Data entries:
* Start *

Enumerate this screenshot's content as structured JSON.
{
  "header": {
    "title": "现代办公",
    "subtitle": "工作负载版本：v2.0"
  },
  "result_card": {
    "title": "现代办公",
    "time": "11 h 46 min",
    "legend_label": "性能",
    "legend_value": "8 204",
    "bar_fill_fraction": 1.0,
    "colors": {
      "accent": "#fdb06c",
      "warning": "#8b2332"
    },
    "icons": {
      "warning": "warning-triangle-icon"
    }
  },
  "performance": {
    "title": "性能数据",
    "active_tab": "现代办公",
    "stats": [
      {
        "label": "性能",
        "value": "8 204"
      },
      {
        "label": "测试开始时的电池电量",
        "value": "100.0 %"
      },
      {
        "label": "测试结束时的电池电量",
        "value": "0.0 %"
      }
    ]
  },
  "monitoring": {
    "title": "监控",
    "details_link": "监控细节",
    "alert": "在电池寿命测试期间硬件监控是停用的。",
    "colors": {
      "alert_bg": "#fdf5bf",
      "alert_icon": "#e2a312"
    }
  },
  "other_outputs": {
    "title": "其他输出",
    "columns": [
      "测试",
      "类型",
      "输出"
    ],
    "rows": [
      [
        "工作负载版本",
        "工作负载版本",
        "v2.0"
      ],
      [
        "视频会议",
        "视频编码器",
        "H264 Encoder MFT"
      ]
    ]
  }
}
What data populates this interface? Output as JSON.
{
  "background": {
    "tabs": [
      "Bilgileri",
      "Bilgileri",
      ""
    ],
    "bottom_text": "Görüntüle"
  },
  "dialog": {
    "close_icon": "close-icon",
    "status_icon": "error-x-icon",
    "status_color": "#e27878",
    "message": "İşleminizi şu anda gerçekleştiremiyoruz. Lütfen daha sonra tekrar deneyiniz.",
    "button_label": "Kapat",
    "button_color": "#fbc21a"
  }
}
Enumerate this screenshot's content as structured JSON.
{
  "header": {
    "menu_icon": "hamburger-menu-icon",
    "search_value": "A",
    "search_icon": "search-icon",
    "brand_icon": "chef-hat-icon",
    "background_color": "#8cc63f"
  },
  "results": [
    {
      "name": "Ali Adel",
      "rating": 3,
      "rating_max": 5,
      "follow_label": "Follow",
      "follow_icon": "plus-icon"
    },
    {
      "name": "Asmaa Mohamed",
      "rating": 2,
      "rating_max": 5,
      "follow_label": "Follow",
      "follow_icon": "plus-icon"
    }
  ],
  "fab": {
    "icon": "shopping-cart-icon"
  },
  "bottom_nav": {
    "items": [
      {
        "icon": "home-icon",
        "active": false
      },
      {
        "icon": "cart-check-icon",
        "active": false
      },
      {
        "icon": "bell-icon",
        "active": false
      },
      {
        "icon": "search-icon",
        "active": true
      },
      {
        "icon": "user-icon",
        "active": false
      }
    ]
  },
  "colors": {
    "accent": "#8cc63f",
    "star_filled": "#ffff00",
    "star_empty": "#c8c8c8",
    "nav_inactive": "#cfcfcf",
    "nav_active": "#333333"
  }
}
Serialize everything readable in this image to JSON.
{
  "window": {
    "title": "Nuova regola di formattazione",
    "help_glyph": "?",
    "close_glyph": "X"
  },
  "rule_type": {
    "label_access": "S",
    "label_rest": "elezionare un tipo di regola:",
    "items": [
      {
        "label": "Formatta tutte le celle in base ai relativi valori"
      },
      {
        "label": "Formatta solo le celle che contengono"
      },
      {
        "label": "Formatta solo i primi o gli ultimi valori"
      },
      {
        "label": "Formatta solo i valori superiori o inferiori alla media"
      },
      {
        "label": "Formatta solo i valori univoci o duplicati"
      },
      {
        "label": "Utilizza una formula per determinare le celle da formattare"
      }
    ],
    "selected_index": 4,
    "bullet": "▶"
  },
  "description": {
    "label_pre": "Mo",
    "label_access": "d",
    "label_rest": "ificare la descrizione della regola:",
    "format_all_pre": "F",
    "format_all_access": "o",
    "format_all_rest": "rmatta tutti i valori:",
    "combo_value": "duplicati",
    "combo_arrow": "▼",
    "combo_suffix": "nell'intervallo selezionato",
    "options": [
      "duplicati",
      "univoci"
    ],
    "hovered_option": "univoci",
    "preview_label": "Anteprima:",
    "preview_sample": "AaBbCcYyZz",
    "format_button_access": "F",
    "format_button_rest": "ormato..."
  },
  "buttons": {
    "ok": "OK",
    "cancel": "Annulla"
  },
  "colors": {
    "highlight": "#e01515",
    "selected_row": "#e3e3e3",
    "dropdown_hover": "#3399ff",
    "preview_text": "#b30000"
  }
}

* End *

DESCRIPTION OF THE TASK:
Reproduce the records word for word.

ANSWER TO THIS EXERCISE:
Enumerate this screenshot's content as structured JSON.
{
  "header": {
    "title": "现代办公",
    "subtitle": "工作负载版本：v2.0"
  },
  "result_card": {
    "title": "现代办公",
    "time": "11 h 46 min",
    "legend_label": "性能",
    "legend_value": "8 204",
    "bar_fill_fraction": 1.0,
    "colors": {
      "accent": "#fdb06c",
      "warning": "#8b2332"
    },
    "icons": {
      "warning": "warning-triangle-icon"
    }
  },
  "performance": {
    "title": "性能数据",
    "active_tab": "现代办公",
    "stats": [
      {
        "label": "性能",
        "value": "8 204"
      },
      {
        "label": "测试开始时的电池电量",
        "value": "100.0 %"
      },
      {
        "label": "测试结束时的电池电量",
        "value": "0.0 %"
      }
    ]
  },
  "monitoring": {
    "title": "监控",
    "details_link": "监控细节",
    "alert": "在电池寿命测试期间硬件监控是停用的。",
    "colors": {
      "alert_bg": "#fdf5bf",
      "alert_icon": "#e2a312"
    }
  },
  "other_outputs": {
    "title": "其他输出",
    "columns": [
      "测试",
      "类型",
      "输出"
    ],
    "rows": [
      [
        "工作负载版本",
        "工作负载版本",
        "v2.0"
      ],
      [
        "视频会议",
        "视频编码器",
        "H264 Encoder MFT"
      ]
    ]
  }
}
What data populates this interface? Output as JSON.
{
  "background": {
    "tabs": [
      "Bilgileri",
      "Bilgileri",
      ""
    ],
    "bottom_text": "Görüntüle"
  },
  "dialog": {
    "close_icon": "close-icon",
    "status_icon": "error-x-icon",
    "status_color": "#e27878",
    "message": "İşleminizi şu anda gerçekleştiremiyoruz. Lütfen daha sonra tekrar deneyiniz.",
    "button_label": "Kapat",
    "button_color": "#fbc21a"
  }
}
Enumerate this screenshot's content as structured JSON.
{
  "header": {
    "menu_icon": "hamburger-menu-icon",
    "search_value": "A",
    "search_icon": "search-icon",
    "brand_icon": "chef-hat-icon",
    "background_color": "#8cc63f"
  },
  "results": [
    {
      "name": "Ali Adel",
      "rating": 3,
      "rating_max": 5,
      "follow_label": "Follow",
      "follow_icon": "plus-icon"
    },
    {
      "name": "Asmaa Mohamed",
      "rating": 2,
      "rating_max": 5,
      "follow_label": "Follow",
      "follow_icon": "plus-icon"
    }
  ],
  "fab": {
    "icon": "shopping-cart-icon"
  },
  "bottom_nav": {
    "items": [
      {
        "icon": "home-icon",
        "active": false
      },
      {
        "icon": "cart-check-icon",
        "active": false
      },
      {
        "icon": "bell-icon",
        "active": false
      },
      {
        "icon": "search-icon",
        "active": true
      },
      {
        "icon": "user-icon",
        "active": false
      }
    ]
  },
  "colors": {
    "accent": "#8cc63f",
    "star_filled": "#ffff00",
    "star_empty": "#c8c8c8",
    "nav_inactive": "#cfcfcf",
    "nav_active": "#333333"
  }
}
Serialize everything readable in this image to JSON.
{
  "window": {
    "title": "Nuova regola di formattazione",
    "help_glyph": "?",
    "close_glyph": "X"
  },
  "rule_type": {
    "label_access": "S",
    "label_rest": "elezionare un tipo di regola:",
    "items": [
      {
        "label": "Formatta tutte le celle in base ai relativi valori"
      },
      {
        "label": "Formatta solo le celle che contengono"
      },
      {
        "label": "Formatta solo i primi o gli ultimi valori"
      },
      {
        "label": "Formatta solo i valori superiori o inferiori alla media"
      },
      {
        "label": "Formatta solo i valori univoci o duplicati"
      },
      {
        "label": "Utilizza una formula per determinare le celle da formattare"
      }
    ],
    "selected_index": 4,
    "bullet": "▶"
  },
  "description": {
    "label_pre": "Mo",
    "label_access": "d",
    "label_rest": "ificare la descrizione della regola:",
    "format_all_pre": "F",
    "format_all_access": "o",
    "format_all_rest": "rmatta tutti i valori:",
    "combo_value": "duplicati",
    "combo_arrow": "▼",
    "combo_suffix": "nell'intervallo selezionato",
    "options": [
      "duplicati",
      "univoci"
    ],
    "hovered_option": "univoci",
    "preview_label": "Anteprima:",
    "preview_sample": "AaBbCcYyZz",
    "format_button_access": "F",
    "format_button_rest": "ormato..."
  },
  "buttons": {
    "ok": "OK",
    "cancel": "Annulla"
  },
  "colors": {
    "highlight": "#e01515",
    "selected_row": "#e3e3e3",
    "dropdown_hover": "#3399ff",
    "preview_text": "#b30000"
  }
}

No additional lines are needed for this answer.